Dataset items:
= = = = =

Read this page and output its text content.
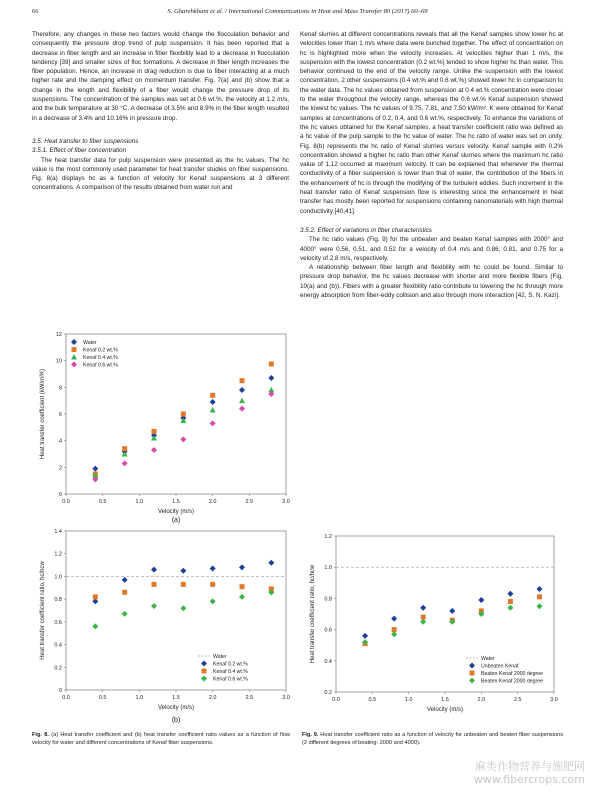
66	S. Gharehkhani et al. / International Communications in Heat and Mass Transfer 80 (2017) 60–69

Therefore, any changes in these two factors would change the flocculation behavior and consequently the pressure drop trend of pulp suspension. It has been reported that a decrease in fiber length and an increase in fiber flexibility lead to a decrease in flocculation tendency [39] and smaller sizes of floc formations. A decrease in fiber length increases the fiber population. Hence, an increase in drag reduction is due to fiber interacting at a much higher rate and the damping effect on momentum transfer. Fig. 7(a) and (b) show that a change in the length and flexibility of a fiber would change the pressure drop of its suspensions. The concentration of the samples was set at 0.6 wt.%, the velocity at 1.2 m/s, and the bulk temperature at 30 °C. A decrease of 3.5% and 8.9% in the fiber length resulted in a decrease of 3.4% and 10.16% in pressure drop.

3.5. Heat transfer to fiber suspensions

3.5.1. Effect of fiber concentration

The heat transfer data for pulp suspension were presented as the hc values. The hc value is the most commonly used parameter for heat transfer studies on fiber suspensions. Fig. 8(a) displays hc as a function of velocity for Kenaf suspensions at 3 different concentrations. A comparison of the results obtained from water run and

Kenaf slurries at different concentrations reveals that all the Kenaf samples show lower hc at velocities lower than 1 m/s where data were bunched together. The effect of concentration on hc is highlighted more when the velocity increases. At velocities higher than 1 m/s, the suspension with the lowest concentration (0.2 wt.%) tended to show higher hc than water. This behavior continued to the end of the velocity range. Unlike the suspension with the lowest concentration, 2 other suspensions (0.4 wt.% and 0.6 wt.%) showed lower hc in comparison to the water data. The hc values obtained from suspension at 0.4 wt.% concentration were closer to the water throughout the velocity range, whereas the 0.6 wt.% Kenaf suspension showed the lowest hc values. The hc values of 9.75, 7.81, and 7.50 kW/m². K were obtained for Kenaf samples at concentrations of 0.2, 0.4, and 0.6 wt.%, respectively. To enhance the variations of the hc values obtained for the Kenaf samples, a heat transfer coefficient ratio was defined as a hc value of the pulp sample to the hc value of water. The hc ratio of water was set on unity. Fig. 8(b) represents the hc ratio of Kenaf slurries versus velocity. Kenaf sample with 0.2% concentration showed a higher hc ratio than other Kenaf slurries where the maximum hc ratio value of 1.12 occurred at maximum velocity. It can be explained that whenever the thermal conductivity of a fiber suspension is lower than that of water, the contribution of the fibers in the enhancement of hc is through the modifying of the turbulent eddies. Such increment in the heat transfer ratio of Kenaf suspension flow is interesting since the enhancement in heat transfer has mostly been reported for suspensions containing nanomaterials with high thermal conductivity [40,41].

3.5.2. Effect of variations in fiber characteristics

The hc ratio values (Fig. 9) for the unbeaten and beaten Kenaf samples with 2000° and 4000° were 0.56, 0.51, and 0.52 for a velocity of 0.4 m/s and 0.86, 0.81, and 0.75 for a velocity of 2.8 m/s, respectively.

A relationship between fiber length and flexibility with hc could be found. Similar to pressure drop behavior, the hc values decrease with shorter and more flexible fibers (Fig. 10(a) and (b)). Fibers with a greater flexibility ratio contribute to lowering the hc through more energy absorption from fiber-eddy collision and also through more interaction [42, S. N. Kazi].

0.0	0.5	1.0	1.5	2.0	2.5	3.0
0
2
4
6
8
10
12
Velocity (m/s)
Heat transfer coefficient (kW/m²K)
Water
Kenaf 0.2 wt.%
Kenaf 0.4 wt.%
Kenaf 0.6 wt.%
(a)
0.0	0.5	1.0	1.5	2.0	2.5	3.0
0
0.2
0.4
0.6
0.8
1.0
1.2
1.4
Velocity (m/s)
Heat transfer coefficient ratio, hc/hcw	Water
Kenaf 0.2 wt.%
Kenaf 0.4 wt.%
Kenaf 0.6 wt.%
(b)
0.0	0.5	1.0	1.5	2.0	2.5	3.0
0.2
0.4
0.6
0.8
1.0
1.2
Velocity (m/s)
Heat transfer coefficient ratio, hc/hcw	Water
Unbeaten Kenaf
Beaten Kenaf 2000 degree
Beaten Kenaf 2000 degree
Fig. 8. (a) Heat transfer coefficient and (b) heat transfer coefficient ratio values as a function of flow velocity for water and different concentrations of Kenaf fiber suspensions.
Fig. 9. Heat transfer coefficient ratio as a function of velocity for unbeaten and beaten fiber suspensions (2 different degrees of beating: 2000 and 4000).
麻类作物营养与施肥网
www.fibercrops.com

= = = = =

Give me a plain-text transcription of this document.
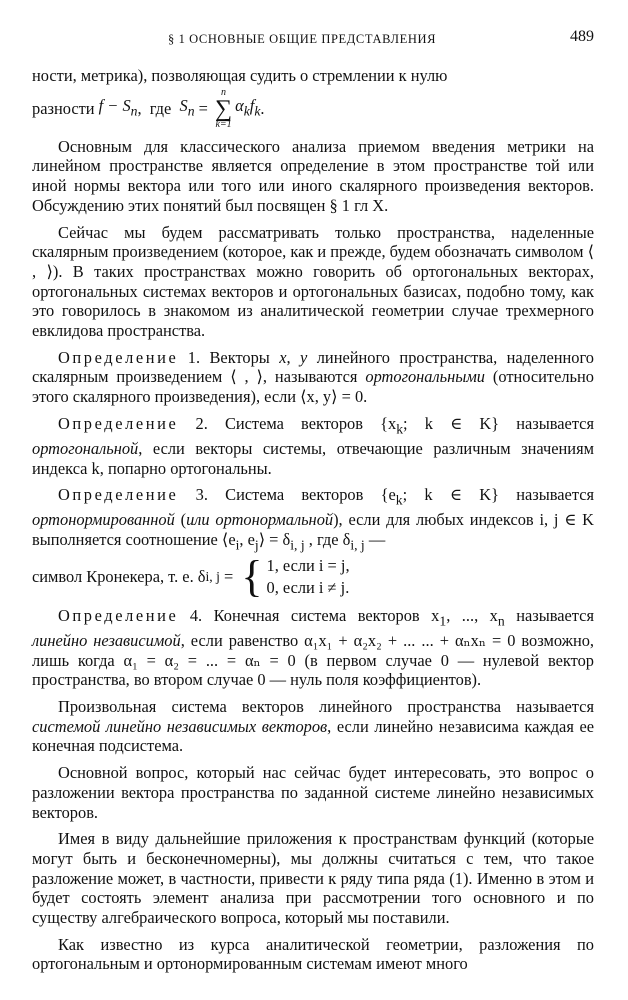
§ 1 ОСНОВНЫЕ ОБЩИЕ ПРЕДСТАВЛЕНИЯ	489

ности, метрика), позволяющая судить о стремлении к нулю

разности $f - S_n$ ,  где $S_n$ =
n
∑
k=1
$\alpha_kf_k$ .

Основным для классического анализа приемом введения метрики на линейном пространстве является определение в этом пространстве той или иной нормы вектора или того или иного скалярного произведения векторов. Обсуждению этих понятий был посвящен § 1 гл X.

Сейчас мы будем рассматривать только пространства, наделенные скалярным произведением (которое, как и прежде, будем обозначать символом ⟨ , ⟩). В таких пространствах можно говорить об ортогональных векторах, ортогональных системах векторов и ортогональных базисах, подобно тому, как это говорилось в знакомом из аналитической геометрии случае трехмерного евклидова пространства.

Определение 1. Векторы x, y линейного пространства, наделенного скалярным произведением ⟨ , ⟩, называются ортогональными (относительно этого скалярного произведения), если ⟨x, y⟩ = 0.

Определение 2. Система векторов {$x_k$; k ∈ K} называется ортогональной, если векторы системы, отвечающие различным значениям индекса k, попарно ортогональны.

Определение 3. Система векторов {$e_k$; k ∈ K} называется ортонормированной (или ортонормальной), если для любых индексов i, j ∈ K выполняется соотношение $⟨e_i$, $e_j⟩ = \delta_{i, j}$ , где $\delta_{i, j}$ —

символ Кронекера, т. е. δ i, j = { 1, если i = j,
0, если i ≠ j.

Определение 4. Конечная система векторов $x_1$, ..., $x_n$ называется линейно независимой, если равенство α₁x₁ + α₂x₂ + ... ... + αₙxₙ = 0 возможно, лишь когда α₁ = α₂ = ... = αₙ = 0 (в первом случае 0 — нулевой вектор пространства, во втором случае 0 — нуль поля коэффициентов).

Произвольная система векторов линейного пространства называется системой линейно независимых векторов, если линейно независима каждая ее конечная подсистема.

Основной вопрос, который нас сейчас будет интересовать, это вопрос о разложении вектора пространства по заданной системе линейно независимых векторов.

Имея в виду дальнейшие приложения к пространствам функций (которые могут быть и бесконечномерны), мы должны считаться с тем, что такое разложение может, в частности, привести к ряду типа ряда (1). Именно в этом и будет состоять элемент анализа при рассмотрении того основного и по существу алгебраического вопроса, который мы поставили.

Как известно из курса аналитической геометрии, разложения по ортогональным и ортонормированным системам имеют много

= = = = =

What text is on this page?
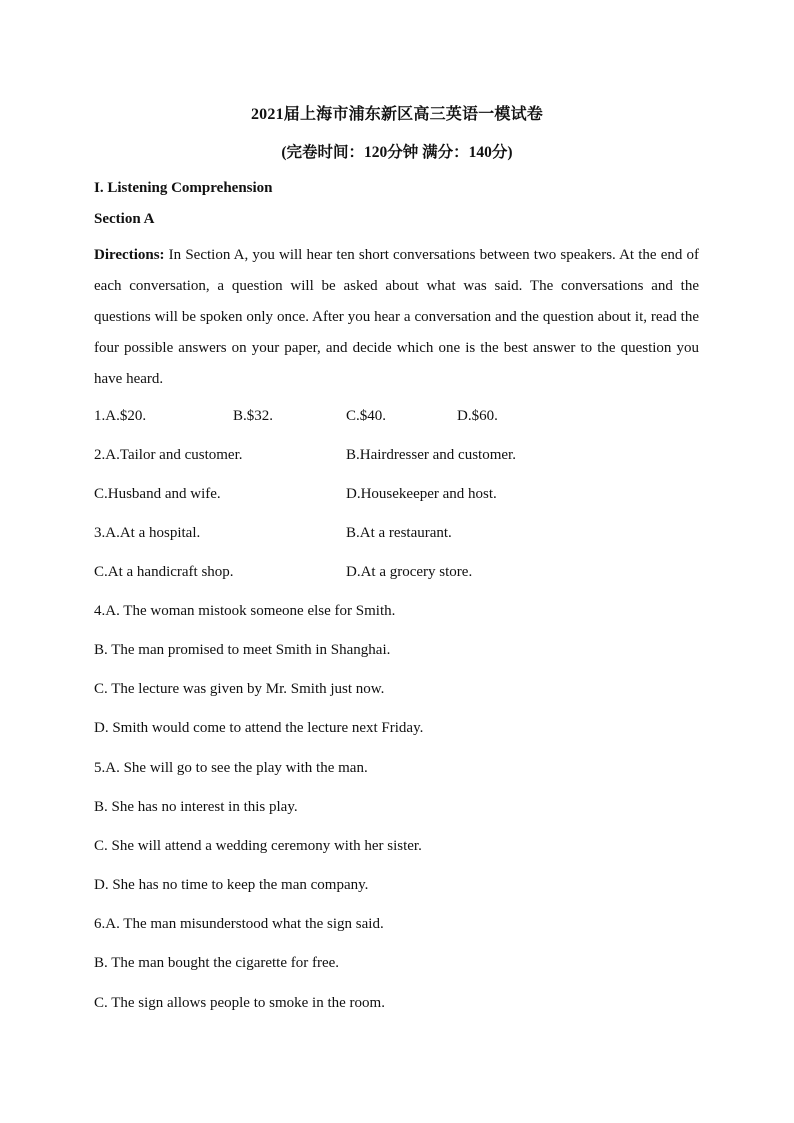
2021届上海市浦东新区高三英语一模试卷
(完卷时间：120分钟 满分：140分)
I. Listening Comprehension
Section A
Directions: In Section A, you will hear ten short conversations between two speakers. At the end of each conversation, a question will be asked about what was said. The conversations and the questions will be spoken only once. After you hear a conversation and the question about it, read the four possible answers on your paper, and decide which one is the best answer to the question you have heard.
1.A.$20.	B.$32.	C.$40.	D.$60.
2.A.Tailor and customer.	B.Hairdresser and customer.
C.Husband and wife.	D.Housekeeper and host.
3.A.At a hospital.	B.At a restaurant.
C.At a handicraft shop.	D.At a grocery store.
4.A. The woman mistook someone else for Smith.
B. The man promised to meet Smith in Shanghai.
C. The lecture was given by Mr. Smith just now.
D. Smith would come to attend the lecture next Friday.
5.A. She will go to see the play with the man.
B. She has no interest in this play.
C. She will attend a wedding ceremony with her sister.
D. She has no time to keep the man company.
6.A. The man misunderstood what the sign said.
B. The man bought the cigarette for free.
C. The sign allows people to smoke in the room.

= = = = =

Required work: Go over the records above and tally the lines with the word "function" in them. Give the number alone.

Answer in full: 3